Repeat the items from the start through the line with "- layers-icon: [12, 388, 32, 408]", swapping "pencil-icon" for "pen-icon" and leaving everything else unchanged.

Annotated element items
·····

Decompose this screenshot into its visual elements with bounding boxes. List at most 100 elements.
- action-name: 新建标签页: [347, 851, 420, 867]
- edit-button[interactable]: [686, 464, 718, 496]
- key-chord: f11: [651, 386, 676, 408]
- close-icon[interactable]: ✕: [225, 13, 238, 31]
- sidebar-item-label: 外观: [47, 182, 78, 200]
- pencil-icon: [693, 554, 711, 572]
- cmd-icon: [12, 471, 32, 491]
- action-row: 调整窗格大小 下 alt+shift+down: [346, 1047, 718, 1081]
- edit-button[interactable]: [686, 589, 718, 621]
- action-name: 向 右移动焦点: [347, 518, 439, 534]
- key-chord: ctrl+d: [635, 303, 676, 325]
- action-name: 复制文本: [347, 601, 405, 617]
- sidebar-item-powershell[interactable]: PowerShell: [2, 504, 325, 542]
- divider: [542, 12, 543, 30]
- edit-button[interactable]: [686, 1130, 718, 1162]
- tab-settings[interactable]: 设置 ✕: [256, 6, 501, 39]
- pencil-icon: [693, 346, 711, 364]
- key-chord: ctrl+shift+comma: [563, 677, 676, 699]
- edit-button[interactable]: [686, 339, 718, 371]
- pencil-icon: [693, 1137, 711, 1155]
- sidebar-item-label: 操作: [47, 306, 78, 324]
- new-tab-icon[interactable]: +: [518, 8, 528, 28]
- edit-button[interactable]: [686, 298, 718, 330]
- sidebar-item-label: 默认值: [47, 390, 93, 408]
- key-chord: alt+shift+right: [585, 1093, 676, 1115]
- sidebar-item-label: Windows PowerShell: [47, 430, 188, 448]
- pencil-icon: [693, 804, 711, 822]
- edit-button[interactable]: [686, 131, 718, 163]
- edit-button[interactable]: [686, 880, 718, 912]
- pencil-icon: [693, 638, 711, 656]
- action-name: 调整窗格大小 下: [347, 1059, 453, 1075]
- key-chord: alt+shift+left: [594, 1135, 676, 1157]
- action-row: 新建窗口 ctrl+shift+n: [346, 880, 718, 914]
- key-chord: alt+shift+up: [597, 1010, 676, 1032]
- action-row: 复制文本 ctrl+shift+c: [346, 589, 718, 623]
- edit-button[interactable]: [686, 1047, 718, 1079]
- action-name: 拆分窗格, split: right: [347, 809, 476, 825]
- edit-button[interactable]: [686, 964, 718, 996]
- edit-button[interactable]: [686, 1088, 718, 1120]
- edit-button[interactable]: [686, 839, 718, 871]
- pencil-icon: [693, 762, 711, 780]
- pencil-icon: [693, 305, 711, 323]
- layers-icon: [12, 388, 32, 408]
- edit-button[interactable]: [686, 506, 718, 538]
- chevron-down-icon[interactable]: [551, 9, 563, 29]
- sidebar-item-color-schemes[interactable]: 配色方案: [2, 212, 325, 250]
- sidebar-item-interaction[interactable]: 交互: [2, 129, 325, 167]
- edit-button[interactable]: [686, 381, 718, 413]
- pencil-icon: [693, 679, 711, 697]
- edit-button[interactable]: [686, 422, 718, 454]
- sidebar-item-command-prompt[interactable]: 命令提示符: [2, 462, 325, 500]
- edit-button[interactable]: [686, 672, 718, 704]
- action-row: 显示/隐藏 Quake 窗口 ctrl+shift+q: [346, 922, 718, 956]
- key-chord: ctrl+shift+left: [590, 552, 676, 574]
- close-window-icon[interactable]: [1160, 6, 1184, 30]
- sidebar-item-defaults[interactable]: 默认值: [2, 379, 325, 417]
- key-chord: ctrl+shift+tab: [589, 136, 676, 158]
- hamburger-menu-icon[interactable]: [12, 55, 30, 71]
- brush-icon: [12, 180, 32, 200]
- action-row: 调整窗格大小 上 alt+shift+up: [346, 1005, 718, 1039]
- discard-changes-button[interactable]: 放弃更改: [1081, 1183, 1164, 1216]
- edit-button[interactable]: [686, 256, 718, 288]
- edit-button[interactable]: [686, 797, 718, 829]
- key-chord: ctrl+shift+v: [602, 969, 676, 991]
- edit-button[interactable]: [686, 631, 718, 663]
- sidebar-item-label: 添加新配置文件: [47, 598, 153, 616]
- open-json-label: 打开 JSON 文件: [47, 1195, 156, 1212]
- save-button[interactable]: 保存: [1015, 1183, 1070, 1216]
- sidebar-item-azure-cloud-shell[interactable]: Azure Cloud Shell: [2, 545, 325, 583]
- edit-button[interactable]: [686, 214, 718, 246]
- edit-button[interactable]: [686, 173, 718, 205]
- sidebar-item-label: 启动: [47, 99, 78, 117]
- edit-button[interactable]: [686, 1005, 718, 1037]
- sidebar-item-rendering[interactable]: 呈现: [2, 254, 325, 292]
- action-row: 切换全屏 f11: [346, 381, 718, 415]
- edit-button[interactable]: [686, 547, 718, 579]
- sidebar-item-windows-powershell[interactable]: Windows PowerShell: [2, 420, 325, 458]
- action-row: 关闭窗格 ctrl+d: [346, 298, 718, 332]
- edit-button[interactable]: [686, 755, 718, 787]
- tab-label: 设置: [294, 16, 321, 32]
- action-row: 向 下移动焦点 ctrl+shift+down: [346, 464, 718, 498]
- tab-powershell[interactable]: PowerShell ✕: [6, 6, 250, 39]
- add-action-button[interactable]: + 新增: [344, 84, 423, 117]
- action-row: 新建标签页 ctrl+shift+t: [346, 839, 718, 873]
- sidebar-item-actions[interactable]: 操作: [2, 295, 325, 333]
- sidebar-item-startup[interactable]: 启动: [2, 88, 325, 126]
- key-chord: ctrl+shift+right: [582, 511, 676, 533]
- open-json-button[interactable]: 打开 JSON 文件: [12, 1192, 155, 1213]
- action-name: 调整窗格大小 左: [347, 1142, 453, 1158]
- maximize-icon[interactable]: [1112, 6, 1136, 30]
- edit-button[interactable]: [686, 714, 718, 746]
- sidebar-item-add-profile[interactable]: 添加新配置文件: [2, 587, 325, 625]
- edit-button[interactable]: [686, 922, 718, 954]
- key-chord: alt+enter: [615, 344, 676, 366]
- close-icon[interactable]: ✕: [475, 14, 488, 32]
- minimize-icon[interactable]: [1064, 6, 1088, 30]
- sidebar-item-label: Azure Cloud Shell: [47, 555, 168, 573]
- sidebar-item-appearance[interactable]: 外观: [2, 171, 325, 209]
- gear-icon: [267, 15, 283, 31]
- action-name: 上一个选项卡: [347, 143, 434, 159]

·····

**The completed task**
Decompose this screenshot into its visual elements with bounding boxes. List at most 100 elements.
- action-name: 新建标签页: [347, 851, 420, 867]
- edit-button[interactable]: [686, 464, 718, 496]
- key-chord: f11: [651, 386, 676, 408]
- close-icon[interactable]: ✕: [225, 13, 238, 31]
- sidebar-item-label: 外观: [47, 182, 78, 200]
- pen-icon: [693, 554, 711, 572]
- cmd-icon: [12, 471, 32, 491]
- action-row: 调整窗格大小 下 alt+shift+down: [346, 1047, 718, 1081]
- edit-button[interactable]: [686, 589, 718, 621]
- action-name: 向 右移动焦点: [347, 518, 439, 534]
- key-chord: ctrl+d: [635, 303, 676, 325]
- action-name: 复制文本: [347, 601, 405, 617]
- sidebar-item-powershell[interactable]: PowerShell: [2, 504, 325, 542]
- divider: [542, 12, 543, 30]
- edit-button[interactable]: [686, 1130, 718, 1162]
- tab-settings[interactable]: 设置 ✕: [256, 6, 501, 39]
- pen-icon: [693, 346, 711, 364]
- key-chord: ctrl+shift+comma: [563, 677, 676, 699]
- edit-button[interactable]: [686, 339, 718, 371]
- pen-icon: [693, 1137, 711, 1155]
- sidebar-item-label: 操作: [47, 306, 78, 324]
- new-tab-icon[interactable]: +: [518, 8, 528, 28]
- edit-button[interactable]: [686, 298, 718, 330]
- sidebar-item-label: 默认值: [47, 390, 93, 408]
- key-chord: alt+shift+right: [585, 1093, 676, 1115]
- sidebar-item-label: Windows PowerShell: [47, 430, 188, 448]
- pen-icon: [693, 804, 711, 822]
- edit-button[interactable]: [686, 131, 718, 163]
- edit-button[interactable]: [686, 880, 718, 912]
- pen-icon: [693, 638, 711, 656]
- action-name: 调整窗格大小 下: [347, 1059, 453, 1075]
- key-chord: alt+shift+left: [594, 1135, 676, 1157]
- action-row: 新建窗口 ctrl+shift+n: [346, 880, 718, 914]
- key-chord: alt+shift+up: [597, 1010, 676, 1032]
- action-row: 复制文本 ctrl+shift+c: [346, 589, 718, 623]
- edit-button[interactable]: [686, 1047, 718, 1079]
- action-name: 拆分窗格, split: right: [347, 809, 476, 825]
- edit-button[interactable]: [686, 964, 718, 996]
- edit-button[interactable]: [686, 1088, 718, 1120]
- edit-button[interactable]: [686, 839, 718, 871]
- pen-icon: [693, 762, 711, 780]
- pen-icon: [693, 305, 711, 323]
- layers-icon: [12, 388, 32, 408]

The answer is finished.